→ RECORDS SHOWN
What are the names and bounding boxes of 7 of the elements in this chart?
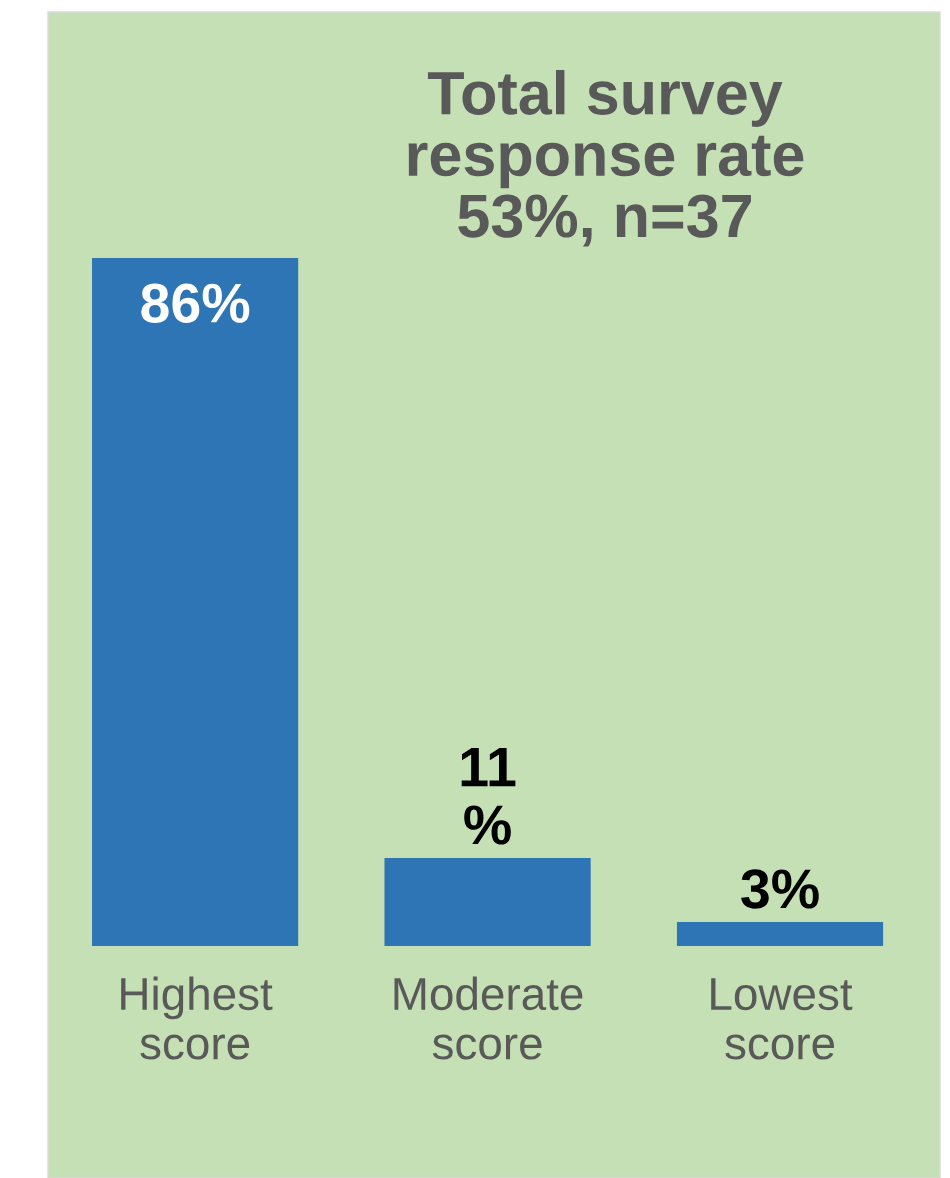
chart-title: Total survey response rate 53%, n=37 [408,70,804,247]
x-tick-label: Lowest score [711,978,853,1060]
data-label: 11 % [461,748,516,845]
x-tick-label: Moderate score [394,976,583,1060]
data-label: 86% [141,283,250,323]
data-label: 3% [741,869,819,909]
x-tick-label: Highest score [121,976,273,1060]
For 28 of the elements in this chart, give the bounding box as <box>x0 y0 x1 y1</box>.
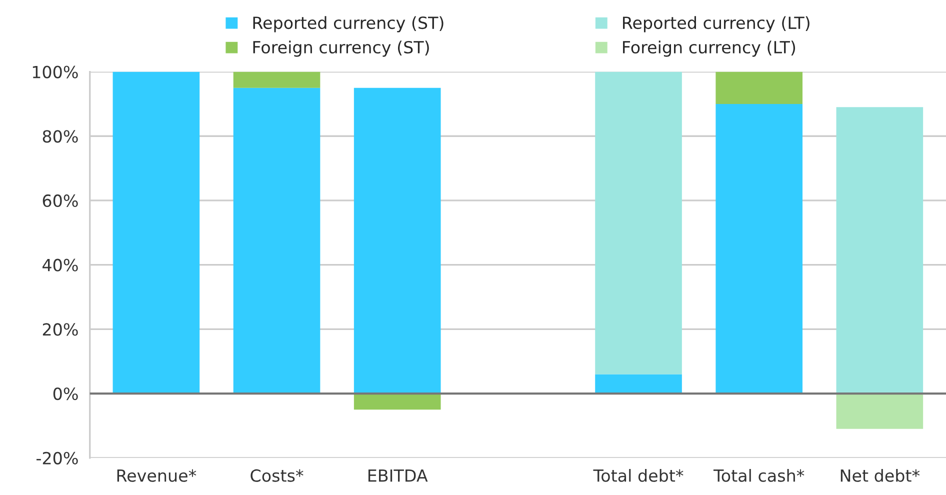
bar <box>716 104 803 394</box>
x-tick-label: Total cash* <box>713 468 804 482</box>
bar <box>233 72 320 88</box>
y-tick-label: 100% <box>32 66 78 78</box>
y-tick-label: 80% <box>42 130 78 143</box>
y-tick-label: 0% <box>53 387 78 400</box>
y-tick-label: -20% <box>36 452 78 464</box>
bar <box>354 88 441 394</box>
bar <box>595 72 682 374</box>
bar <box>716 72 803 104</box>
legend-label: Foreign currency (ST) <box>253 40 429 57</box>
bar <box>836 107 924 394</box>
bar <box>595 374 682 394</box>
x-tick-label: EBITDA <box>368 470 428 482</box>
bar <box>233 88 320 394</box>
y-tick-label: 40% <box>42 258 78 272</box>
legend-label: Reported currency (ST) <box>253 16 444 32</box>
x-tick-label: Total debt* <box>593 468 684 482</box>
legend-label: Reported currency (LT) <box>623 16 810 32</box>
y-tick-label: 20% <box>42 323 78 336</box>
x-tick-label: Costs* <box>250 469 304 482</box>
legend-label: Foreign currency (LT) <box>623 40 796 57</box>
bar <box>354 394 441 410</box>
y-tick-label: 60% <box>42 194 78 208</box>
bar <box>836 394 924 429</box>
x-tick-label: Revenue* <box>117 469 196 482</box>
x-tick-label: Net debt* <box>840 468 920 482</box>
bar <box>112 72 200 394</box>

→ THE TASK
Please copy out the entries from the very first line through the line containing "For 28 of the", both ends included, and leave the pictures out.

→ PROBLEM SOLUTION
What are the names and bounding boxes of 7 of the elements in this chart?
chart-title: Total survey response rate 53%, n=37 [408,70,804,247]
x-tick-label: Lowest score [711,978,853,1060]
data-label: 11 % [461,748,516,845]
x-tick-label: Moderate score [394,976,583,1060]
data-label: 86% [141,283,250,323]
data-label: 3% [741,869,819,909]
x-tick-label: Highest score [121,976,273,1060]
For 28 of the elements in this chart, give the bounding box as <box>x0 y0 x1 y1</box>.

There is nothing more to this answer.